### Extracted records
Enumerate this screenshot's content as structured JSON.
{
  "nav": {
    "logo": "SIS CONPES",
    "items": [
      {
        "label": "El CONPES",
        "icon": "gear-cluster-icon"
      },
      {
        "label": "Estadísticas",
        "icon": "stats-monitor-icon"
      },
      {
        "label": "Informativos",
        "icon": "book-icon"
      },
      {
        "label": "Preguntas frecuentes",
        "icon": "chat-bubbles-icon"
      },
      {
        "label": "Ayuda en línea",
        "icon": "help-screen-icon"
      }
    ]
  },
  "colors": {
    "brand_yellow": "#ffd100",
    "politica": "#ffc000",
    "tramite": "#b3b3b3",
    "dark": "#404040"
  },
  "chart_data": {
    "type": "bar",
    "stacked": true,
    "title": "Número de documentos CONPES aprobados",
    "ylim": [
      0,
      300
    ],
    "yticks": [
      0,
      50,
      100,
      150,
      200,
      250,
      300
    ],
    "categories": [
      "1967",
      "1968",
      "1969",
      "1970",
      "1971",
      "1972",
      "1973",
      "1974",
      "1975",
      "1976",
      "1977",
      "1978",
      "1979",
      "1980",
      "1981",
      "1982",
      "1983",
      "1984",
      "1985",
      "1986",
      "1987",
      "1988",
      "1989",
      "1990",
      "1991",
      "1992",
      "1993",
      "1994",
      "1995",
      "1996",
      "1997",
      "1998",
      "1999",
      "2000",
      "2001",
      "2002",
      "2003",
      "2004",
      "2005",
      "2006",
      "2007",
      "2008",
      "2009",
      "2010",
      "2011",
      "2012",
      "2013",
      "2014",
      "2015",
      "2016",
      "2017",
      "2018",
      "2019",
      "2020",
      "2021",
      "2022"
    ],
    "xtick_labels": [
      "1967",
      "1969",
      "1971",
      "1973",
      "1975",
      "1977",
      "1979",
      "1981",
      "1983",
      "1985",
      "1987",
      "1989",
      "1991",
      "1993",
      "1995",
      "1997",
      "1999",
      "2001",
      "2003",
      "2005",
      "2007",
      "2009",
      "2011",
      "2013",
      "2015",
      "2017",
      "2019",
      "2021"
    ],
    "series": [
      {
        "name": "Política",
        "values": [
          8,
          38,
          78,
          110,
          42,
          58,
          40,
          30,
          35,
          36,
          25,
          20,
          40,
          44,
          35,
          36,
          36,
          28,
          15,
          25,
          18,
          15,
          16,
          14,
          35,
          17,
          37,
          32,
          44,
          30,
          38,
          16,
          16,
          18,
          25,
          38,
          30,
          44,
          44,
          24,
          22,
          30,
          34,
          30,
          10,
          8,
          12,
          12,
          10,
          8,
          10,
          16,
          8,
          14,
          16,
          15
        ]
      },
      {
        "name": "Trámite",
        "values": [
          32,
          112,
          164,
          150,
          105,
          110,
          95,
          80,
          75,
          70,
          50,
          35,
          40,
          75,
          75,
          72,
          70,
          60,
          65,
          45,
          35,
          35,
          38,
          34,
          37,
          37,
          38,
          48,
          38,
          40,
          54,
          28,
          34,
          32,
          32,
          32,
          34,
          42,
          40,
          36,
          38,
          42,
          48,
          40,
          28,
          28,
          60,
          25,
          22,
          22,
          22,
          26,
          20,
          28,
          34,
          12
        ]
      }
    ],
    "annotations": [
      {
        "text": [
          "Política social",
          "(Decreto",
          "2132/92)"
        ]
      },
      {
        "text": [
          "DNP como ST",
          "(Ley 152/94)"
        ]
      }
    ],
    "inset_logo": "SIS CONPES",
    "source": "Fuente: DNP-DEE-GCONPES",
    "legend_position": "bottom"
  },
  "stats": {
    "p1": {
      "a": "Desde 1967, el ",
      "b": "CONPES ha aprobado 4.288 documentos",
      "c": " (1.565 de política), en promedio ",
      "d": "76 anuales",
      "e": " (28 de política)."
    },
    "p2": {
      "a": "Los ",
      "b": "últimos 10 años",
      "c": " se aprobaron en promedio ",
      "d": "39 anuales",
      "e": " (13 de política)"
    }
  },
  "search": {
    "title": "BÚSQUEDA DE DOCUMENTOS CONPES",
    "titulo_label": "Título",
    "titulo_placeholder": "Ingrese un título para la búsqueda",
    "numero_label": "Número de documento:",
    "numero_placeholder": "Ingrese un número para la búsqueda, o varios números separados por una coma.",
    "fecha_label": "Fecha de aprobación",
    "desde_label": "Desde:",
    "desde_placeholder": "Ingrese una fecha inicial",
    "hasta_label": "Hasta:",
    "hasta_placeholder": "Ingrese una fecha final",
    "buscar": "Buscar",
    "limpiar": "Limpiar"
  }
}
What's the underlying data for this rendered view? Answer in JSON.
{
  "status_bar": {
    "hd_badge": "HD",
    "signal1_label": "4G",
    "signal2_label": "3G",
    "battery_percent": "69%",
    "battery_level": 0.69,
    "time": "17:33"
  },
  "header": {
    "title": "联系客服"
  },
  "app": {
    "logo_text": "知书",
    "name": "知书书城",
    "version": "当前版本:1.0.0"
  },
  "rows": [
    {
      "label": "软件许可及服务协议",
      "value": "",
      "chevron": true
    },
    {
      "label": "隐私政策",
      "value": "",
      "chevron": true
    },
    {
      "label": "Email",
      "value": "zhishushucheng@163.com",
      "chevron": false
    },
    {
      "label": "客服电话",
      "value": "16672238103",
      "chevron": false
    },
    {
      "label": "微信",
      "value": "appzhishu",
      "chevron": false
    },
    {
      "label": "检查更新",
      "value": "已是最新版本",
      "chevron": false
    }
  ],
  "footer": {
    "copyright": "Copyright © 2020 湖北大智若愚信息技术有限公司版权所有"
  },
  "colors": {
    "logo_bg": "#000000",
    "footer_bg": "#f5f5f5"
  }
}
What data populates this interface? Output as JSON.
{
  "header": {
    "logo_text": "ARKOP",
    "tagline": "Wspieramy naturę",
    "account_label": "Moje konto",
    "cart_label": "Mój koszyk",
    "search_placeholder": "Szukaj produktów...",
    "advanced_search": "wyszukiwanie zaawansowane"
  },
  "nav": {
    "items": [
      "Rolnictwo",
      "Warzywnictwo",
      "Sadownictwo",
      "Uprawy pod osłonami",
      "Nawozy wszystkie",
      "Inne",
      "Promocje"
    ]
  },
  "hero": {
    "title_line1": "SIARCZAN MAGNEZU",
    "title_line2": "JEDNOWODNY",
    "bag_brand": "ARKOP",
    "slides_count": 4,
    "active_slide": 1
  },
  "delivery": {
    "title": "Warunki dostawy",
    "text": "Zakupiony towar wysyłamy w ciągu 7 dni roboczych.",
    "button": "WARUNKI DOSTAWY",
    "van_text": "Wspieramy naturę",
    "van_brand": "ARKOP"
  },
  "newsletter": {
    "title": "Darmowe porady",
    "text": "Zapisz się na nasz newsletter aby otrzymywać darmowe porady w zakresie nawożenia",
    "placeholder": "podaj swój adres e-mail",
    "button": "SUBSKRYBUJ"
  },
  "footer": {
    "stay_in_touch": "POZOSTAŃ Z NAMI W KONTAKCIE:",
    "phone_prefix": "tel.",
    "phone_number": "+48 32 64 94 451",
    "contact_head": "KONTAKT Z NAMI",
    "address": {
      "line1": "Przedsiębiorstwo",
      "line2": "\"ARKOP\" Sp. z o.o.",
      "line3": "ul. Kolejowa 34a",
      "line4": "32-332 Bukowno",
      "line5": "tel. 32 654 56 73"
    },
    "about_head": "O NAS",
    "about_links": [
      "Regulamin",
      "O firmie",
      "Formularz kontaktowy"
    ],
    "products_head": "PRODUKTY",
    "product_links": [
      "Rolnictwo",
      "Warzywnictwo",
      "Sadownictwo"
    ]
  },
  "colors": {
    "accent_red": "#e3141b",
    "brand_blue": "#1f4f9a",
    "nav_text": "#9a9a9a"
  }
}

### Task to complete
Give back the whole listing exactly as it reads.

### Exercise output
Enumerate this screenshot's content as structured JSON.
{
  "nav": {
    "logo": "SIS CONPES",
    "items": [
      {
        "label": "El CONPES",
        "icon": "gear-cluster-icon"
      },
      {
        "label": "Estadísticas",
        "icon": "stats-monitor-icon"
      },
      {
        "label": "Informativos",
        "icon": "book-icon"
      },
      {
        "label": "Preguntas frecuentes",
        "icon": "chat-bubbles-icon"
      },
      {
        "label": "Ayuda en línea",
        "icon": "help-screen-icon"
      }
    ]
  },
  "colors": {
    "brand_yellow": "#ffd100",
    "politica": "#ffc000",
    "tramite": "#b3b3b3",
    "dark": "#404040"
  },
  "chart_data": {
    "type": "bar",
    "stacked": true,
    "title": "Número de documentos CONPES aprobados",
    "ylim": [
      0,
      300
    ],
    "yticks": [
      0,
      50,
      100,
      150,
      200,
      250,
      300
    ],
    "categories": [
      "1967",
      "1968",
      "1969",
      "1970",
      "1971",
      "1972",
      "1973",
      "1974",
      "1975",
      "1976",
      "1977",
      "1978",
      "1979",
      "1980",
      "1981",
      "1982",
      "1983",
      "1984",
      "1985",
      "1986",
      "1987",
      "1988",
      "1989",
      "1990",
      "1991",
      "1992",
      "1993",
      "1994",
      "1995",
      "1996",
      "1997",
      "1998",
      "1999",
      "2000",
      "2001",
      "2002",
      "2003",
      "2004",
      "2005",
      "2006",
      "2007",
      "2008",
      "2009",
      "2010",
      "2011",
      "2012",
      "2013",
      "2014",
      "2015",
      "2016",
      "2017",
      "2018",
      "2019",
      "2020",
      "2021",
      "2022"
    ],
    "xtick_labels": [
      "1967",
      "1969",
      "1971",
      "1973",
      "1975",
      "1977",
      "1979",
      "1981",
      "1983",
      "1985",
      "1987",
      "1989",
      "1991",
      "1993",
      "1995",
      "1997",
      "1999",
      "2001",
      "2003",
      "2005",
      "2007",
      "2009",
      "2011",
      "2013",
      "2015",
      "2017",
      "2019",
      "2021"
    ],
    "series": [
      {
        "name": "Política",
        "values": [
          8,
          38,
          78,
          110,
          42,
          58,
          40,
          30,
          35,
          36,
          25,
          20,
          40,
          44,
          35,
          36,
          36,
          28,
          15,
          25,
          18,
          15,
          16,
          14,
          35,
          17,
          37,
          32,
          44,
          30,
          38,
          16,
          16,
          18,
          25,
          38,
          30,
          44,
          44,
          24,
          22,
          30,
          34,
          30,
          10,
          8,
          12,
          12,
          10,
          8,
          10,
          16,
          8,
          14,
          16,
          15
        ]
      },
      {
        "name": "Trámite",
        "values": [
          32,
          112,
          164,
          150,
          105,
          110,
          95,
          80,
          75,
          70,
          50,
          35,
          40,
          75,
          75,
          72,
          70,
          60,
          65,
          45,
          35,
          35,
          38,
          34,
          37,
          37,
          38,
          48,
          38,
          40,
          54,
          28,
          34,
          32,
          32,
          32,
          34,
          42,
          40,
          36,
          38,
          42,
          48,
          40,
          28,
          28,
          60,
          25,
          22,
          22,
          22,
          26,
          20,
          28,
          34,
          12
        ]
      }
    ],
    "annotations": [
      {
        "text": [
          "Política social",
          "(Decreto",
          "2132/92)"
        ]
      },
      {
        "text": [
          "DNP como ST",
          "(Ley 152/94)"
        ]
      }
    ],
    "inset_logo": "SIS CONPES",
    "source": "Fuente: DNP-DEE-GCONPES",
    "legend_position": "bottom"
  },
  "stats": {
    "p1": {
      "a": "Desde 1967, el ",
      "b": "CONPES ha aprobado 4.288 documentos",
      "c": " (1.565 de política), en promedio ",
      "d": "76 anuales",
      "e": " (28 de política)."
    },
    "p2": {
      "a": "Los ",
      "b": "últimos 10 años",
      "c": " se aprobaron en promedio ",
      "d": "39 anuales",
      "e": " (13 de política)"
    }
  },
  "search": {
    "title": "BÚSQUEDA DE DOCUMENTOS CONPES",
    "titulo_label": "Título",
    "titulo_placeholder": "Ingrese un título para la búsqueda",
    "numero_label": "Número de documento:",
    "numero_placeholder": "Ingrese un número para la búsqueda, o varios números separados por una coma.",
    "fecha_label": "Fecha de aprobación",
    "desde_label": "Desde:",
    "desde_placeholder": "Ingrese una fecha inicial",
    "hasta_label": "Hasta:",
    "hasta_placeholder": "Ingrese una fecha final",
    "buscar": "Buscar",
    "limpiar": "Limpiar"
  }
}
What's the underlying data for this rendered view? Answer in JSON.
{
  "status_bar": {
    "hd_badge": "HD",
    "signal1_label": "4G",
    "signal2_label": "3G",
    "battery_percent": "69%",
    "battery_level": 0.69,
    "time": "17:33"
  },
  "header": {
    "title": "联系客服"
  },
  "app": {
    "logo_text": "知书",
    "name": "知书书城",
    "version": "当前版本:1.0.0"
  },
  "rows": [
    {
      "label": "软件许可及服务协议",
      "value": "",
      "chevron": true
    },
    {
      "label": "隐私政策",
      "value": "",
      "chevron": true
    },
    {
      "label": "Email",
      "value": "zhishushucheng@163.com",
      "chevron": false
    },
    {
      "label": "客服电话",
      "value": "16672238103",
      "chevron": false
    },
    {
      "label": "微信",
      "value": "appzhishu",
      "chevron": false
    },
    {
      "label": "检查更新",
      "value": "已是最新版本",
      "chevron": false
    }
  ],
  "footer": {
    "copyright": "Copyright © 2020 湖北大智若愚信息技术有限公司版权所有"
  },
  "colors": {
    "logo_bg": "#000000",
    "footer_bg": "#f5f5f5"
  }
}
What data populates this interface? Output as JSON.
{
  "header": {
    "logo_text": "ARKOP",
    "tagline": "Wspieramy naturę",
    "account_label": "Moje konto",
    "cart_label": "Mój koszyk",
    "search_placeholder": "Szukaj produktów...",
    "advanced_search": "wyszukiwanie zaawansowane"
  },
  "nav": {
    "items": [
      "Rolnictwo",
      "Warzywnictwo",
      "Sadownictwo",
      "Uprawy pod osłonami",
      "Nawozy wszystkie",
      "Inne",
      "Promocje"
    ]
  },
  "hero": {
    "title_line1": "SIARCZAN MAGNEZU",
    "title_line2": "JEDNOWODNY",
    "bag_brand": "ARKOP",
    "slides_count": 4,
    "active_slide": 1
  },
  "delivery": {
    "title": "Warunki dostawy",
    "text": "Zakupiony towar wysyłamy w ciągu 7 dni roboczych.",
    "button": "WARUNKI DOSTAWY",
    "van_text": "Wspieramy naturę",
    "van_brand": "ARKOP"
  },
  "newsletter": {
    "title": "Darmowe porady",
    "text": "Zapisz się na nasz newsletter aby otrzymywać darmowe porady w zakresie nawożenia",
    "placeholder": "podaj swój adres e-mail",
    "button": "SUBSKRYBUJ"
  },
  "footer": {
    "stay_in_touch": "POZOSTAŃ Z NAMI W KONTAKCIE:",
    "phone_prefix": "tel.",
    "phone_number": "+48 32 64 94 451",
    "contact_head": "KONTAKT Z NAMI",
    "address": {
      "line1": "Przedsiębiorstwo",
      "line2": "\"ARKOP\" Sp. z o.o.",
      "line3": "ul. Kolejowa 34a",
      "line4": "32-332 Bukowno",
      "line5": "tel. 32 654 56 73"
    },
    "about_head": "O NAS",
    "about_links": [
      "Regulamin",
      "O firmie",
      "Formularz kontaktowy"
    ],
    "products_head": "PRODUKTY",
    "product_links": [
      "Rolnictwo",
      "Warzywnictwo",
      "Sadownictwo"
    ]
  },
  "colors": {
    "accent_red": "#e3141b",
    "brand_blue": "#1f4f9a",
    "nav_text": "#9a9a9a"
  }
}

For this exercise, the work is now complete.